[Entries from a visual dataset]
○ ○ ○ ○

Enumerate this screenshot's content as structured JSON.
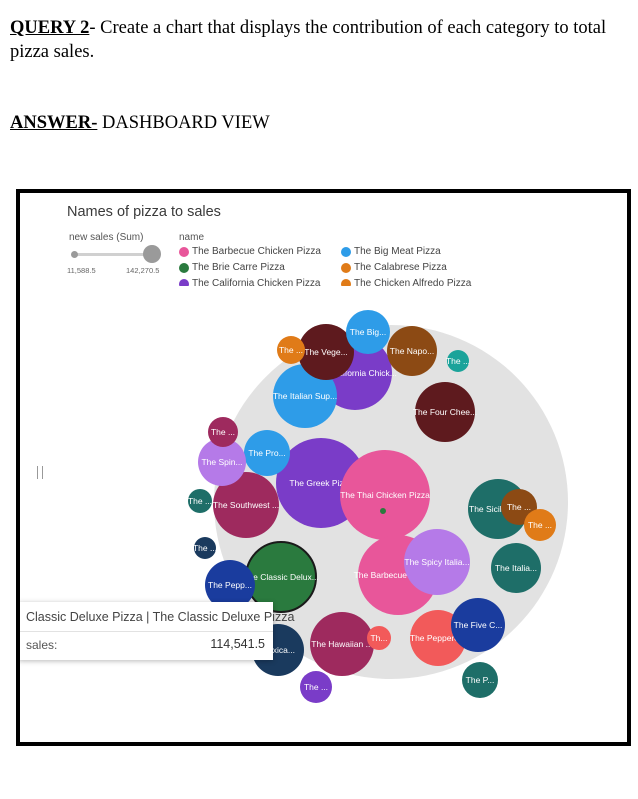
{
  "header": {
    "query_label": "QUERY 2",
    "query_text": "- Create a chart that displays the contribution of each category to total pizza sales.",
    "answer_label": "ANSWER-",
    "answer_text": " DASHBOARD VIEW"
  },
  "chart_data": {
    "type": "bubble",
    "title": "Names of pizza to sales",
    "size_legend": {
      "title": "new sales (Sum)",
      "min_label": "11,588.5",
      "max_label": "142,270.5"
    },
    "color_legend": {
      "title": "name",
      "items": [
        {
          "label": "The Barbecue Chicken Pizza",
          "color": "#e8569a"
        },
        {
          "label": "The Big Meat Pizza",
          "color": "#2e9ce8"
        },
        {
          "label": "The Brie Carre Pizza",
          "color": "#2a7a3e"
        },
        {
          "label": "The Calabrese Pizza",
          "color": "#e07b18"
        },
        {
          "label": "The California Chicken Pizza",
          "color": "#7a3cc8"
        },
        {
          "label": "The Chicken Alfredo Pizza",
          "color": "#e07b18"
        }
      ]
    },
    "bubbles": [
      {
        "label": "The Greek Pizza",
        "color": "#7a3cc8"
      },
      {
        "label": "The Thai Chicken Pizza",
        "color": "#e8569a"
      },
      {
        "label": "The Barbecue Chicke...",
        "color": "#e8569a"
      },
      {
        "label": "The California Chick...",
        "color": "#7a3cc8"
      },
      {
        "label": "The Classic Delux...",
        "color": "#2a7a3e"
      },
      {
        "label": "The Italian Sup...",
        "color": "#2e9ce8"
      },
      {
        "label": "The Spicy Italia...",
        "color": "#b57ae8"
      },
      {
        "label": "The Southwest ...",
        "color": "#9e2a5e"
      },
      {
        "label": "The Four Chee...",
        "color": "#5e1a1e"
      },
      {
        "label": "The Hawaiian ...",
        "color": "#9e2a5e"
      },
      {
        "label": "The Sicilian P...",
        "color": "#1e6e68"
      },
      {
        "label": "The Vege...",
        "color": "#5e1a1e"
      },
      {
        "label": "The Peppero...",
        "color": "#f25a5a"
      },
      {
        "label": "The Five C...",
        "color": "#1a3c9e"
      },
      {
        "label": "The Pepp...",
        "color": "#1a3c9e"
      },
      {
        "label": "The Napo...",
        "color": "#8c4a14"
      },
      {
        "label": "The Italia...",
        "color": "#1e6e68"
      },
      {
        "label": "The Pro...",
        "color": "#2e9ce8"
      },
      {
        "label": "The Big...",
        "color": "#2e9ce8"
      },
      {
        "label": "...exica...",
        "color": "#1a3a5e"
      },
      {
        "label": "The Spin...",
        "color": "#b57ae8"
      },
      {
        "label": "The P...",
        "color": "#1e6e68"
      },
      {
        "label": "The ...",
        "color": "#7a3cc8"
      },
      {
        "label": "The ...",
        "color": "#e07b18"
      },
      {
        "label": "The ...",
        "color": "#9e2a5e"
      },
      {
        "label": "Th...",
        "color": "#f25a5a"
      },
      {
        "label": "The ...",
        "color": "#8c4a14"
      },
      {
        "label": "The ...",
        "color": "#1e6e68"
      },
      {
        "label": "The ...",
        "color": "#1a3a5e"
      },
      {
        "label": "The ...",
        "color": "#e07b18"
      },
      {
        "label": "The ...",
        "color": "#1aa39a"
      },
      {
        "label": "",
        "color": "#2a7a3e"
      }
    ]
  },
  "tooltip": {
    "title": "Classic Deluxe Pizza | The Classic Deluxe Pizza",
    "key": "sales:",
    "value": "114,541.5"
  }
}
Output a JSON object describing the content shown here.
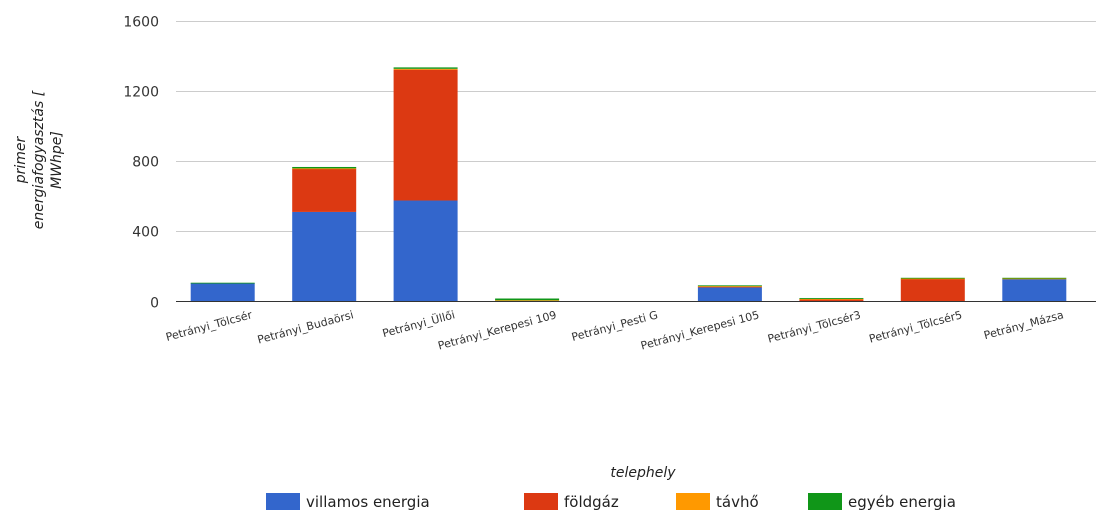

○ ○ ○ ○

=== EXERCISE DETAILS ===
Search the lines for "Classic". Copy each line that has it.

=== EXERCISE SOLUTION ===
        "label": "The Classic Delux...",
    "title": "Classic Deluxe Pizza | The Classic Deluxe Pizza",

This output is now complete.